• _EXERCISE REQUIREMENTS_
Reproduce the entries below in full, word for word.
..............................
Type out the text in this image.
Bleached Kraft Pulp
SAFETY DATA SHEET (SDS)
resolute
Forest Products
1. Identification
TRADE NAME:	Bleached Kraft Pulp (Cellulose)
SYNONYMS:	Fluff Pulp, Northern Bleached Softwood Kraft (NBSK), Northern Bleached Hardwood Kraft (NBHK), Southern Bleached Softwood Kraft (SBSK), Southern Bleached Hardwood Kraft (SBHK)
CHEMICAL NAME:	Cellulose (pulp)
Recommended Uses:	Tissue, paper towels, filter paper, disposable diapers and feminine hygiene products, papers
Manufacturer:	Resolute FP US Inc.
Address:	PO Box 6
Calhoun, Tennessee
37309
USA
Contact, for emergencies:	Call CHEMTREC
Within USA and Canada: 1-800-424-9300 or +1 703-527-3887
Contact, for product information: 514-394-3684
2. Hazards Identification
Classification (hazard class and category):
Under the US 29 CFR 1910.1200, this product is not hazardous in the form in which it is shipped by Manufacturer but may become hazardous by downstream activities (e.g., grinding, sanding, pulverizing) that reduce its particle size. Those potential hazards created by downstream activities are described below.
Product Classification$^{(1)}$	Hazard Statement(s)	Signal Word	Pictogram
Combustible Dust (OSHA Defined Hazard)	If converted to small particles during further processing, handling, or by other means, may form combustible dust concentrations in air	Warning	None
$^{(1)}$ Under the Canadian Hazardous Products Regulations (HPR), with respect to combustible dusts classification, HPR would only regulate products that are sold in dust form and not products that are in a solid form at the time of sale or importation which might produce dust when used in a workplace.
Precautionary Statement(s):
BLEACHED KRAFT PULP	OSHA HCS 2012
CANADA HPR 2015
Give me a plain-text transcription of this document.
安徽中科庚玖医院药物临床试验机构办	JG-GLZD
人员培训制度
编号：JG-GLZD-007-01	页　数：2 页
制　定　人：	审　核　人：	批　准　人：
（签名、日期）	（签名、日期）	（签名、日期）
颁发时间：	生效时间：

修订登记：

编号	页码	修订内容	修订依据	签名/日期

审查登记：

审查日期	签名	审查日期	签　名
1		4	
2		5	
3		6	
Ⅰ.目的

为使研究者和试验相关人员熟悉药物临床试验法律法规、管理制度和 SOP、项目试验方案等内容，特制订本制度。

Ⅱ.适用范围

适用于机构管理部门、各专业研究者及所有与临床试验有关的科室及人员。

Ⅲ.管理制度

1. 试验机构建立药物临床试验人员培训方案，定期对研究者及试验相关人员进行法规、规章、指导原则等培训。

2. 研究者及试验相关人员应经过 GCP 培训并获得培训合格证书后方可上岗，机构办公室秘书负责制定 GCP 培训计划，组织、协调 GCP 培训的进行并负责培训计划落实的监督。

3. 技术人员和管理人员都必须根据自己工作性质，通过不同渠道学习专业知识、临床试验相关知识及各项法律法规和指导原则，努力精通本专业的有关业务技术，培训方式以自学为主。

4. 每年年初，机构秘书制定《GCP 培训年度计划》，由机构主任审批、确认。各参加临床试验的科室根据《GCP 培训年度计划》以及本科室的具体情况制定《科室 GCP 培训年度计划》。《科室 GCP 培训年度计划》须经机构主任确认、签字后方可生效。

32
..............................
• _CORRECT OUTPUT_
Type out the text in this image.
Bleached Kraft Pulp
SAFETY DATA SHEET (SDS)
resolute
Forest Products
1. Identification
TRADE NAME:	Bleached Kraft Pulp (Cellulose)
SYNONYMS:	Fluff Pulp, Northern Bleached Softwood Kraft (NBSK), Northern Bleached Hardwood Kraft (NBHK), Southern Bleached Softwood Kraft (SBSK), Southern Bleached Hardwood Kraft (SBHK)
CHEMICAL NAME:	Cellulose (pulp)
Recommended Uses:	Tissue, paper towels, filter paper, disposable diapers and feminine hygiene products, papers
Manufacturer:	Resolute FP US Inc.
Address:	PO Box 6
Calhoun, Tennessee
37309
USA
Contact, for emergencies:	Call CHEMTREC
Within USA and Canada: 1-800-424-9300 or +1 703-527-3887
Contact, for product information: 514-394-3684
2. Hazards Identification
Classification (hazard class and category):
Under the US 29 CFR 1910.1200, this product is not hazardous in the form in which it is shipped by Manufacturer but may become hazardous by downstream activities (e.g., grinding, sanding, pulverizing) that reduce its particle size. Those potential hazards created by downstream activities are described below.
Product Classification$^{(1)}$	Hazard Statement(s)	Signal Word	Pictogram
Combustible Dust (OSHA Defined Hazard)	If converted to small particles during further processing, handling, or by other means, may form combustible dust concentrations in air	Warning	None
$^{(1)}$ Under the Canadian Hazardous Products Regulations (HPR), with respect to combustible dusts classification, HPR would only regulate products that are sold in dust form and not products that are in a solid form at the time of sale or importation which might produce dust when used in a workplace.
Precautionary Statement(s):
BLEACHED KRAFT PULP	OSHA HCS 2012
CANADA HPR 2015
Give me a plain-text transcription of this document.
安徽中科庚玖医院药物临床试验机构办	JG-GLZD
人员培训制度
编号：JG-GLZD-007-01	页　数：2 页
制　定　人：	审　核　人：	批　准　人：
（签名、日期）	（签名、日期）	（签名、日期）
颁发时间：	生效时间：

修订登记：

编号	页码	修订内容	修订依据	签名/日期

审查登记：

审查日期	签名	审查日期	签　名
1		4	
2		5	
3		6	
Ⅰ.目的

为使研究者和试验相关人员熟悉药物临床试验法律法规、管理制度和 SOP、项目试验方案等内容，特制订本制度。

Ⅱ.适用范围

适用于机构管理部门、各专业研究者及所有与临床试验有关的科室及人员。

Ⅲ.管理制度

1. 试验机构建立药物临床试验人员培训方案，定期对研究者及试验相关人员进行法规、规章、指导原则等培训。

2. 研究者及试验相关人员应经过 GCP 培训并获得培训合格证书后方可上岗，机构办公室秘书负责制定 GCP 培训计划，组织、协调 GCP 培训的进行并负责培训计划落实的监督。

3. 技术人员和管理人员都必须根据自己工作性质，通过不同渠道学习专业知识、临床试验相关知识及各项法律法规和指导原则，努力精通本专业的有关业务技术，培训方式以自学为主。

4. 每年年初，机构秘书制定《GCP 培训年度计划》，由机构主任审批、确认。各参加临床试验的科室根据《GCP 培训年度计划》以及本科室的具体情况制定《科室 GCP 培训年度计划》。《科室 GCP 培训年度计划》须经机构主任确认、签字后方可生效。

32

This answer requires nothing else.